▶ _Exercise prompt_: Reproduce every line in the listing that contains the word "site".

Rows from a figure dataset
_ _ _ _

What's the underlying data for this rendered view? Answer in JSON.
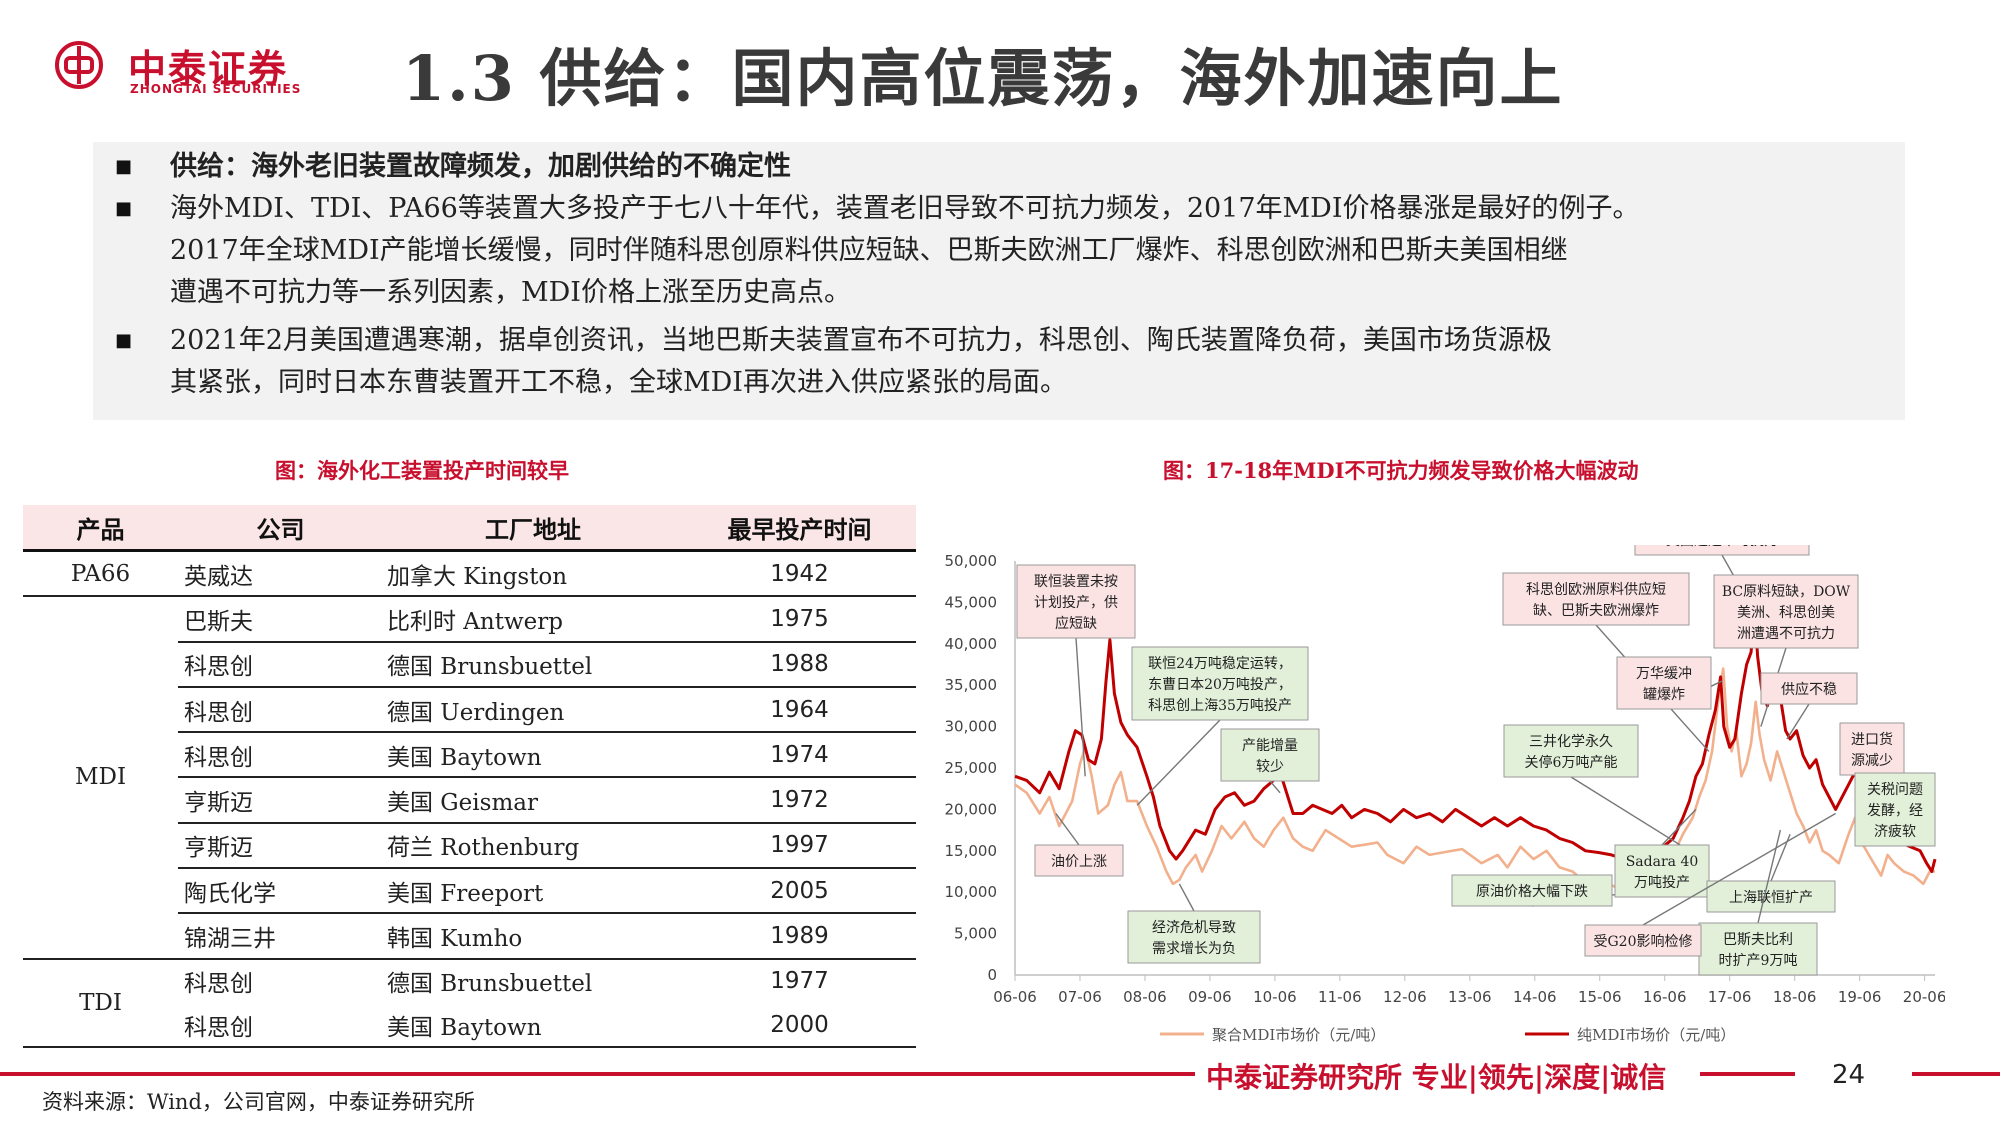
{
  "header": {
    "logo_cn": "中泰证券",
    "logo_en": "ZHONGTAI SECURITIES",
    "title": "1.3 供给：国内高位震荡，海外加速向上"
  },
  "summary": {
    "bullet_glyph": "■",
    "heading": "供给：海外老旧装置故障频发，加剧供给的不确定性",
    "para1_lines": [
      "海外MDI、TDI、PA66等装置大多投产于七八十年代，装置老旧导致不可抗力频发，2017年MDI价格暴涨是最好的例子。",
      "2017年全球MDI产能增长缓慢，同时伴随科思创原料供应短缺、巴斯夫欧洲工厂爆炸、科思创欧洲和巴斯夫美国相继",
      "遭遇不可抗力等一系列因素，MDI价格上涨至历史高点。"
    ],
    "para2_lines": [
      "2021年2月美国遭遇寒潮，据卓创资讯，当地巴斯夫装置宣布不可抗力，科思创、陶氏装置降负荷，美国市场货源极",
      "其紧张，同时日本东曹装置开工不稳，全球MDI再次进入供应紧张的局面。"
    ]
  },
  "table": {
    "caption": "图：海外化工装置投产时间较早",
    "headers": [
      "产品",
      "公司",
      "工厂地址",
      "最早投产时间"
    ],
    "groups": [
      "PA66",
      "MDI",
      "TDI"
    ],
    "rows": [
      {
        "company": "英威达",
        "site": "加拿大 Kingston",
        "year": "1942"
      },
      {
        "company": "巴斯夫",
        "site": "比利时 Antwerp",
        "year": "1975"
      },
      {
        "company": "科思创",
        "site": "德国 Brunsbuettel",
        "year": "1988"
      },
      {
        "company": "科思创",
        "site": "德国 Uerdingen",
        "year": "1964"
      },
      {
        "company": "科思创",
        "site": "美国 Baytown",
        "year": "1974"
      },
      {
        "company": "亨斯迈",
        "site": "美国 Geismar",
        "year": "1972"
      },
      {
        "company": "亨斯迈",
        "site": "荷兰 Rothenburg",
        "year": "1997"
      },
      {
        "company": "陶氏化学",
        "site": "美国 Freeport",
        "year": "2005"
      },
      {
        "company": "锦湖三井",
        "site": "韩国 Kumho",
        "year": "1989"
      },
      {
        "company": "科思创",
        "site": "德国 Brunsbuettel",
        "year": "1977"
      },
      {
        "company": "科思创",
        "site": "美国 Baytown",
        "year": "2000"
      }
    ]
  },
  "chart_data": {
    "type": "line",
    "caption": "图：17-18年MDI不可抗力频发导致价格大幅波动",
    "ylim": [
      0,
      50000
    ],
    "yticks": [
      "0",
      "5,000",
      "10,000",
      "15,000",
      "20,000",
      "25,000",
      "30,000",
      "35,000",
      "40,000",
      "45,000",
      "50,000"
    ],
    "x_tick_labels": [
      "06-06",
      "07-06",
      "08-06",
      "09-06",
      "10-06",
      "11-06",
      "12-06",
      "13-06",
      "14-06",
      "15-06",
      "16-06",
      "17-06",
      "18-06",
      "19-06",
      "20-06"
    ],
    "x_range": [
      2006.42,
      2020.58
    ],
    "grid": false,
    "legend_position": "bottom",
    "series": [
      {
        "name": "聚合MDI市场价（元/吨）",
        "color": "#f2b08c",
        "points": [
          [
            2006.42,
            23000
          ],
          [
            2006.6,
            22000
          ],
          [
            2006.8,
            19500
          ],
          [
            2006.95,
            21500
          ],
          [
            2007.1,
            18000
          ],
          [
            2007.3,
            21000
          ],
          [
            2007.42,
            25500
          ],
          [
            2007.5,
            27500
          ],
          [
            2007.6,
            24000
          ],
          [
            2007.7,
            19500
          ],
          [
            2007.85,
            20500
          ],
          [
            2007.95,
            23000
          ],
          [
            2008.05,
            24500
          ],
          [
            2008.15,
            21000
          ],
          [
            2008.3,
            21000
          ],
          [
            2008.45,
            18000
          ],
          [
            2008.6,
            15500
          ],
          [
            2008.75,
            12500
          ],
          [
            2008.85,
            11000
          ],
          [
            2008.95,
            11500
          ],
          [
            2009.05,
            13000
          ],
          [
            2009.2,
            14500
          ],
          [
            2009.3,
            12500
          ],
          [
            2009.45,
            15000
          ],
          [
            2009.6,
            18000
          ],
          [
            2009.75,
            16500
          ],
          [
            2009.95,
            18500
          ],
          [
            2010.1,
            16500
          ],
          [
            2010.25,
            15500
          ],
          [
            2010.4,
            17500
          ],
          [
            2010.55,
            19000
          ],
          [
            2010.7,
            16500
          ],
          [
            2010.85,
            15500
          ],
          [
            2011.0,
            15000
          ],
          [
            2011.2,
            17500
          ],
          [
            2011.4,
            16500
          ],
          [
            2011.6,
            15500
          ],
          [
            2011.85,
            15800
          ],
          [
            2012.0,
            16000
          ],
          [
            2012.15,
            14500
          ],
          [
            2012.4,
            13500
          ],
          [
            2012.6,
            15500
          ],
          [
            2012.8,
            14500
          ],
          [
            2013.0,
            14800
          ],
          [
            2013.3,
            15200
          ],
          [
            2013.6,
            13500
          ],
          [
            2013.85,
            14500
          ],
          [
            2014.0,
            13000
          ],
          [
            2014.2,
            15500
          ],
          [
            2014.4,
            14000
          ],
          [
            2014.6,
            15000
          ],
          [
            2014.8,
            13000
          ],
          [
            2015.0,
            12500
          ],
          [
            2015.15,
            11500
          ],
          [
            2015.3,
            12000
          ],
          [
            2015.5,
            11200
          ],
          [
            2015.7,
            10500
          ],
          [
            2015.8,
            9700
          ],
          [
            2015.95,
            10800
          ],
          [
            2016.1,
            11500
          ],
          [
            2016.25,
            12500
          ],
          [
            2016.4,
            13500
          ],
          [
            2016.55,
            14500
          ],
          [
            2016.7,
            17000
          ],
          [
            2016.85,
            19000
          ],
          [
            2016.95,
            21500
          ],
          [
            2017.05,
            23500
          ],
          [
            2017.15,
            27000
          ],
          [
            2017.25,
            33500
          ],
          [
            2017.32,
            37000
          ],
          [
            2017.38,
            30000
          ],
          [
            2017.45,
            27000
          ],
          [
            2017.52,
            29500
          ],
          [
            2017.6,
            24000
          ],
          [
            2017.68,
            25500
          ],
          [
            2017.75,
            28000
          ],
          [
            2017.82,
            33000
          ],
          [
            2017.88,
            29000
          ],
          [
            2017.95,
            26000
          ],
          [
            2018.05,
            23500
          ],
          [
            2018.15,
            27000
          ],
          [
            2018.25,
            24500
          ],
          [
            2018.35,
            22000
          ],
          [
            2018.45,
            19500
          ],
          [
            2018.55,
            18000
          ],
          [
            2018.65,
            16000
          ],
          [
            2018.75,
            17500
          ],
          [
            2018.85,
            15000
          ],
          [
            2018.95,
            14500
          ],
          [
            2019.1,
            13500
          ],
          [
            2019.25,
            17000
          ],
          [
            2019.35,
            19000
          ],
          [
            2019.45,
            16000
          ],
          [
            2019.6,
            14000
          ],
          [
            2019.75,
            12000
          ],
          [
            2019.85,
            14500
          ],
          [
            2019.95,
            13500
          ],
          [
            2020.1,
            12500
          ],
          [
            2020.25,
            12000
          ],
          [
            2020.4,
            11000
          ],
          [
            2020.5,
            12500
          ],
          [
            2020.58,
            12500
          ]
        ]
      },
      {
        "name": "纯MDI市场价（元/吨）",
        "color": "#c00000",
        "points": [
          [
            2006.42,
            24000
          ],
          [
            2006.6,
            23500
          ],
          [
            2006.8,
            22000
          ],
          [
            2006.95,
            24500
          ],
          [
            2007.1,
            22500
          ],
          [
            2007.25,
            27000
          ],
          [
            2007.35,
            29500
          ],
          [
            2007.45,
            29000
          ],
          [
            2007.55,
            26000
          ],
          [
            2007.65,
            25500
          ],
          [
            2007.75,
            28500
          ],
          [
            2007.82,
            35500
          ],
          [
            2007.88,
            40500
          ],
          [
            2007.95,
            34000
          ],
          [
            2008.05,
            30500
          ],
          [
            2008.15,
            29000
          ],
          [
            2008.3,
            27500
          ],
          [
            2008.45,
            24000
          ],
          [
            2008.55,
            21500
          ],
          [
            2008.65,
            18000
          ],
          [
            2008.8,
            15000
          ],
          [
            2008.9,
            14000
          ],
          [
            2009.0,
            15000
          ],
          [
            2009.2,
            17500
          ],
          [
            2009.35,
            17000
          ],
          [
            2009.5,
            20000
          ],
          [
            2009.65,
            21500
          ],
          [
            2009.8,
            22000
          ],
          [
            2009.95,
            20500
          ],
          [
            2010.1,
            21000
          ],
          [
            2010.25,
            22500
          ],
          [
            2010.4,
            23500
          ],
          [
            2010.5,
            24500
          ],
          [
            2010.6,
            22000
          ],
          [
            2010.7,
            19500
          ],
          [
            2010.85,
            19500
          ],
          [
            2011.0,
            20500
          ],
          [
            2011.15,
            20000
          ],
          [
            2011.3,
            19500
          ],
          [
            2011.45,
            20500
          ],
          [
            2011.6,
            19000
          ],
          [
            2011.8,
            20000
          ],
          [
            2012.0,
            19500
          ],
          [
            2012.2,
            18500
          ],
          [
            2012.4,
            20000
          ],
          [
            2012.6,
            19000
          ],
          [
            2012.8,
            19500
          ],
          [
            2013.0,
            18500
          ],
          [
            2013.2,
            20000
          ],
          [
            2013.4,
            19000
          ],
          [
            2013.6,
            18000
          ],
          [
            2013.8,
            19000
          ],
          [
            2014.0,
            18000
          ],
          [
            2014.2,
            19000
          ],
          [
            2014.4,
            18000
          ],
          [
            2014.6,
            17500
          ],
          [
            2014.8,
            16500
          ],
          [
            2015.0,
            16000
          ],
          [
            2015.2,
            15000
          ],
          [
            2015.4,
            14800
          ],
          [
            2015.6,
            14500
          ],
          [
            2015.8,
            14000
          ],
          [
            2016.0,
            14500
          ],
          [
            2016.2,
            15000
          ],
          [
            2016.4,
            15500
          ],
          [
            2016.55,
            16500
          ],
          [
            2016.7,
            19000
          ],
          [
            2016.8,
            21000
          ],
          [
            2016.9,
            24000
          ],
          [
            2017.0,
            25500
          ],
          [
            2017.1,
            29000
          ],
          [
            2017.2,
            32000
          ],
          [
            2017.28,
            36000
          ],
          [
            2017.33,
            30000
          ],
          [
            2017.42,
            27500
          ],
          [
            2017.5,
            28500
          ],
          [
            2017.6,
            34000
          ],
          [
            2017.68,
            37500
          ],
          [
            2017.75,
            39000
          ],
          [
            2017.8,
            44500
          ],
          [
            2017.85,
            38500
          ],
          [
            2017.92,
            34000
          ],
          [
            2018.0,
            32500
          ],
          [
            2018.1,
            36000
          ],
          [
            2018.2,
            33500
          ],
          [
            2018.28,
            29500
          ],
          [
            2018.35,
            28500
          ],
          [
            2018.45,
            29500
          ],
          [
            2018.55,
            26500
          ],
          [
            2018.65,
            25000
          ],
          [
            2018.75,
            26000
          ],
          [
            2018.85,
            23000
          ],
          [
            2018.95,
            21500
          ],
          [
            2019.05,
            20000
          ],
          [
            2019.15,
            21500
          ],
          [
            2019.25,
            23000
          ],
          [
            2019.35,
            24500
          ],
          [
            2019.45,
            21500
          ],
          [
            2019.55,
            20000
          ],
          [
            2019.65,
            18000
          ],
          [
            2019.75,
            19000
          ],
          [
            2019.85,
            16500
          ],
          [
            2019.95,
            17500
          ],
          [
            2020.05,
            16000
          ],
          [
            2020.2,
            15500
          ],
          [
            2020.35,
            15000
          ],
          [
            2020.45,
            13500
          ],
          [
            2020.53,
            12500
          ],
          [
            2020.58,
            14000
          ]
        ]
      }
    ],
    "annotations": [
      {
        "lines": [
          "联恒装置未按",
          "计划投产，供",
          "应短缺"
        ],
        "kind": "red"
      },
      {
        "lines": [
          "联恒24万吨稳定运转，",
          "东曹日本20万吨投产，",
          "科思创上海35万吨投产"
        ],
        "kind": "green"
      },
      {
        "lines": [
          "产能增量",
          "较少"
        ],
        "kind": "green"
      },
      {
        "lines": [
          "油价上涨"
        ],
        "kind": "red"
      },
      {
        "lines": [
          "经济危机导致",
          "需求增长为负"
        ],
        "kind": "green"
      },
      {
        "lines": [
          "原油价格大幅下跌"
        ],
        "kind": "green"
      },
      {
        "lines": [
          "科思创欧洲原料供应短",
          "缺、巴斯夫欧洲爆炸"
        ],
        "kind": "red"
      },
      {
        "lines": [
          "科思创欧洲、巴斯夫",
          "美国遭遇不可抗力"
        ],
        "kind": "red"
      },
      {
        "lines": [
          "三井化学永久",
          "关停6万吨产能"
        ],
        "kind": "green"
      },
      {
        "lines": [
          "万华缓冲",
          "罐爆炸"
        ],
        "kind": "red"
      },
      {
        "lines": [
          "Sadara 40",
          "万吨投产"
        ],
        "kind": "green"
      },
      {
        "lines": [
          "BC原料短缺，DOW",
          "美洲、科思创美",
          "洲遭遇不可抗力"
        ],
        "kind": "red"
      },
      {
        "lines": [
          "供应不稳"
        ],
        "kind": "red"
      },
      {
        "lines": [
          "上海联恒扩产"
        ],
        "kind": "green"
      },
      {
        "lines": [
          "巴斯夫比利",
          "时扩产9万吨"
        ],
        "kind": "green"
      },
      {
        "lines": [
          "进口货",
          "源减少"
        ],
        "kind": "red"
      },
      {
        "lines": [
          "关税问题",
          "发酵，经",
          "济疲软"
        ],
        "kind": "green"
      },
      {
        "lines": [
          "受G20影响检修"
        ],
        "kind": "red"
      }
    ]
  },
  "footer": {
    "brand": "中泰证券研究所 专业|领先|深度|诚信",
    "page_number": "24",
    "source": "资料来源：Wind，公司官网，中泰证券研究所"
  },
  "colors": {
    "brand_red": "#c8102e",
    "box_bg": "#f2f2f2",
    "table_header_bg": "#fae6e6",
    "annotation_red_bg": "#fbe3e4",
    "annotation_green_bg": "#e2f0d9"
  }
}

_ _ _ _

▶ _Complete output_:
        "site": "加拿大 Kingston",
        "site": "比利时 Antwerp",
        "site": "德国 Brunsbuettel",
        "site": "德国 Uerdingen",
        "site": "美国 Baytown",
        "site": "美国 Geismar",
        "site": "荷兰 Rothenburg",
        "site": "美国 Freeport",
        "site": "韩国 Kumho",
        "site": "德国 Brunsbuettel",
        "site": "美国 Baytown",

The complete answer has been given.